**What you have to do**
Without the images, write out the whole listing exactly.
===== Supplied entries =====
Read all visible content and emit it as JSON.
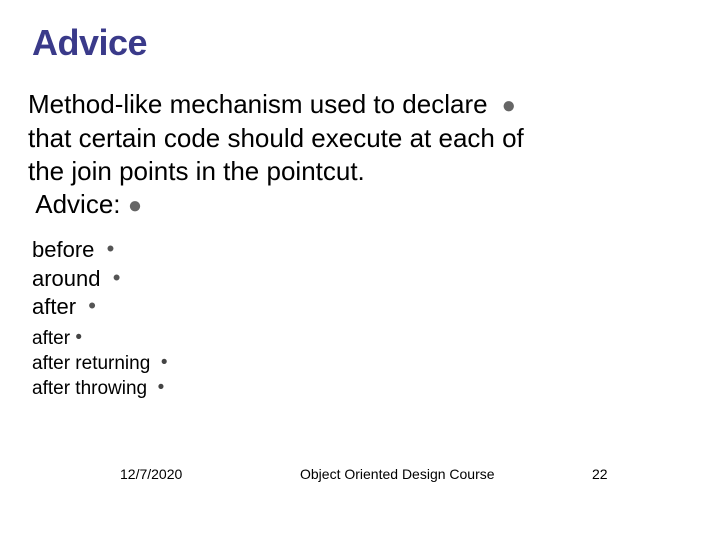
{
  "title": "Advice",
  "main": {
    "line1": "Method-like mechanism used to declare",
    "line2": "that certain code should execute at each of",
    "line3": " the join points in the pointcut.",
    "advice_label": "Advice:"
  },
  "sub1": {
    "item1": "before",
    "item2": "around",
    "item3": "after"
  },
  "sub2": {
    "item1": "after",
    "item2": "after returning",
    "item3": "after throwing"
  },
  "footer": {
    "date": "12/7/2020",
    "course": "Object Oriented Design Course",
    "page": "22"
  }
}
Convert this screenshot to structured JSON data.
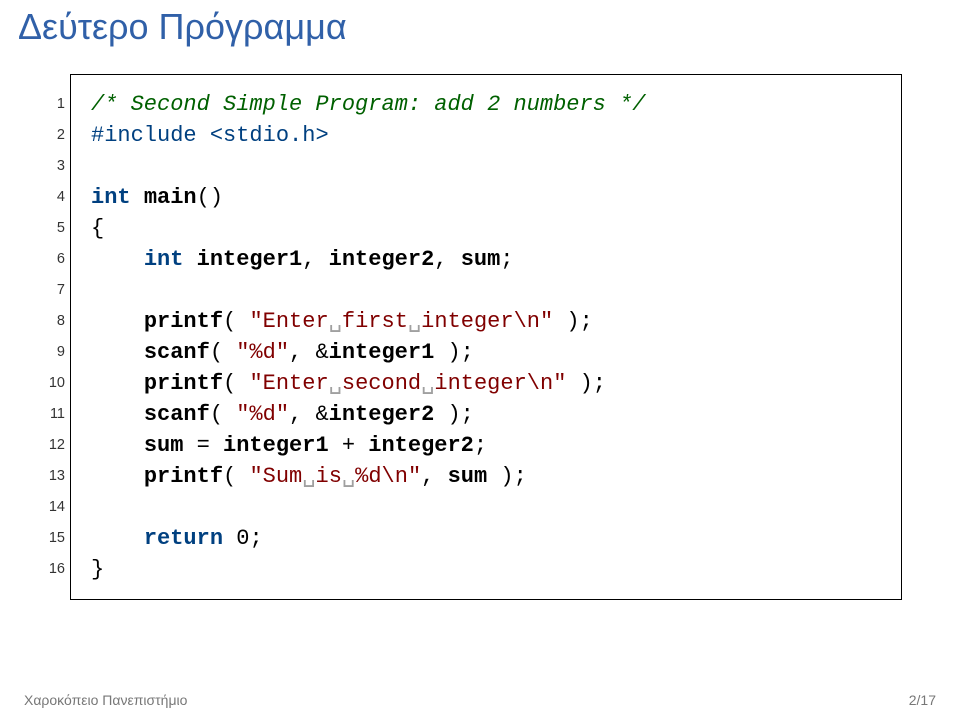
=====
**Answer to this problem**
Read all visible content and emit it as JSON.
{
  "title": "Advice",
  "main": {
    "line1": "Method-like mechanism used to declare",
    "line2": "that certain code should execute at each of",
    "line3": " the join points in the pointcut.",
    "advice_label": "Advice:"
  },
  "sub1": {
    "item1": "before",
    "item2": "around",
    "item3": "after"
  },
  "sub2": {
    "item1": "after",
    "item2": "after returning",
    "item3": "after throwing"
  },
  "footer": {
    "date": "12/7/2020",
    "course": "Object Oriented Design Course",
    "page": "22"
  }
}
Convert this screenshot to structured JSON data.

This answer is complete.